▶ AIM OF THE EXERCISE: Continue the article below on India's 30% crypto tax, picking up right after its last sentence.

▶ TEXT SHOWN:
* * * *
India’s 30% tax on crypto transactions will “kill crypto”


New amendments to cryptocurrencies will be introduced into India’s law after Finance Minister Nirmala Sitharaman passed the changes to the framework to the Financial Bill towards the end of last week.

The Lok Sabha, India’s lower house of parliament, passed the 2022 Finance Bill last week, which saw 39 new amendments proposed by the finance minister of the country. Included in these amendments is a 30% tax that is aimed at digital currencies and assets, including cryptocurrencies and nonfungible tokens (NFTs) and transactions in the digital space. The law doesn’t allow for deductions from any trading losses in the space that might occur while calculating income. Citizens in the country will also be hit by a further 1% tax deducted at source (TDS) on cryptocurrencies.

As noted by crypto analyst Aditya Singh, the tax laws in place now for cryptocurrencies are similar to those in the gambling and betting industry:

New tax laws in India met with criticism

Starting April 1st, the 30% tax subjection to cryptocurrency transactions stands to inhibit the industry in India, deterring cryptocurrency users from transacting or trading in the country. Crypto proponents in parliament and authorities in the crypto industry have voiced concerns about how this will impact the industry, saying that the legislation will likely “kill” the potential for crypto and blockchain-based projects in India.

CEO of Indian cryptocurrency exchange WazirX Nischal Shetty argues that while there’s a need to regulate the space but the tax law in place will likely cripple the industry rather than do any good to it. He said:

We firmly believe that there is a need to regulate and tax crypto but in its current form, it is poised to do more harm than good. It can result in cascading participation on Indian exchanges that adhere to the KYC norms and lead to a rise in capital outflow to foreign exchanges or to the ones that aren’t KYC compliant. This is not conducive for the government or the crypto ecosystem of India.”
* * * *
▶ GIVEN RECORDS:
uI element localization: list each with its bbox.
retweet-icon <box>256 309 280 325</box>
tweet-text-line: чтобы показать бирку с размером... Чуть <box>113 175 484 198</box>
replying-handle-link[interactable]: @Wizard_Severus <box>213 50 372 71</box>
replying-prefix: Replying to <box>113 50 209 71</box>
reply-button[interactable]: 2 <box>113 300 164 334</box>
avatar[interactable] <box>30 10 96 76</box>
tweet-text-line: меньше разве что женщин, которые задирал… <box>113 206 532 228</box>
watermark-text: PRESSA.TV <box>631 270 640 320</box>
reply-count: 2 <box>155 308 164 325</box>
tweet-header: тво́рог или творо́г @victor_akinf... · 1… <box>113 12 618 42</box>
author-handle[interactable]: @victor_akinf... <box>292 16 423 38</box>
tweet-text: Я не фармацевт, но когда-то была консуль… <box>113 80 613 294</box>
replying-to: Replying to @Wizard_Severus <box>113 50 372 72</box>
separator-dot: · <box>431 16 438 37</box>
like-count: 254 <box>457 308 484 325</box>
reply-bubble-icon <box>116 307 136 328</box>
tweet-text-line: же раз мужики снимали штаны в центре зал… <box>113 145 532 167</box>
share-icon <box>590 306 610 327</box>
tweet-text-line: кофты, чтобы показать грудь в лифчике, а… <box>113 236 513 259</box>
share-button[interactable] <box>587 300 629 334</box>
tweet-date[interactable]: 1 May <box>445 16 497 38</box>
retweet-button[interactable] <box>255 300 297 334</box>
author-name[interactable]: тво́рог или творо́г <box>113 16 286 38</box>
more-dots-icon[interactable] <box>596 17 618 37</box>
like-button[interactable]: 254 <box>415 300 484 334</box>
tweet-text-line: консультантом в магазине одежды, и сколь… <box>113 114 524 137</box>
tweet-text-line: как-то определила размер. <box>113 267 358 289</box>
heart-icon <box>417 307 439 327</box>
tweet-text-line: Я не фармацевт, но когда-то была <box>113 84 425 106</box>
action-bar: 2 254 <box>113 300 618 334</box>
* * * *
▶ RESULT OF THIS EXERCISE:
Member of Parliament Ritesh Pandey weighed in on the matter, pointing out that the TDS doesn’t seem to make sense, asking and commenting:

What does a 1% TDS do to the business of the blockchain? It is critical to understand that what the finance minister has done by introducing this 1% TDS on the blockchain industry — it is going to hamper the way this business is done.

Another member of the Lok Sabha Pinaki Misra also commented on the news, saying:

The government has spoken in multiple voices about this and there is rampant confusion… Today, to ban cryptocurrency is the equivalent of banning the internet. It is an idea whose time has come… The government has gone on to a 30% tax on the basis that it must be at a higher capital gain because it is some kind of sin. It’s symptomatic of complete confusion of the government.

Whether there is confusion and the law’s introduction will be remedied remains to be seen. As things stand, it seems fixed that the tax law will be implemented come the new month and the 1% tax deducted at source will be introduced at the beginning of July.